-- Supplied material start --
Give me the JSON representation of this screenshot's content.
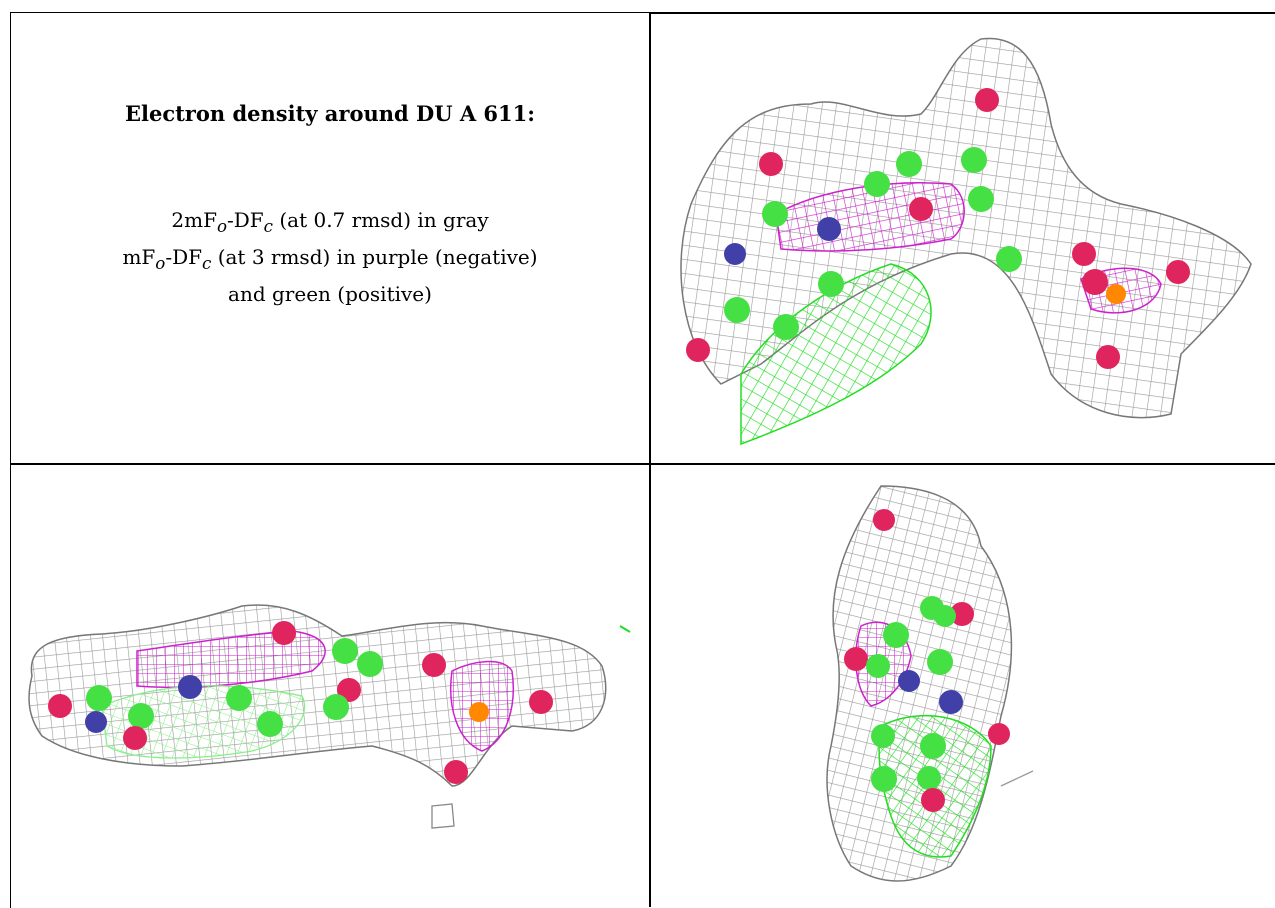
{
  "caption": {
    "title": "Electron density around DU A 611:",
    "line1": "2mFo-DFc (at 0.7 rmsd) in gray",
    "line2": "mFo-DFc (at 3 rmsd) in purple (negative)",
    "line3": "and green (positive)"
  },
  "colors": {
    "gray_mesh": "#9a9a9a",
    "purple_mesh": "#cc22cc",
    "green_mesh": "#22dd22",
    "atom_red": "#e0245e",
    "atom_green": "#44e044",
    "atom_blue": "#4040a8",
    "atom_orange": "#ff8800"
  }
}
-- Supplied material end --
Establish how many lines of the material above hold the word "rmsd". Nothing but the count should be returned.

Final result
2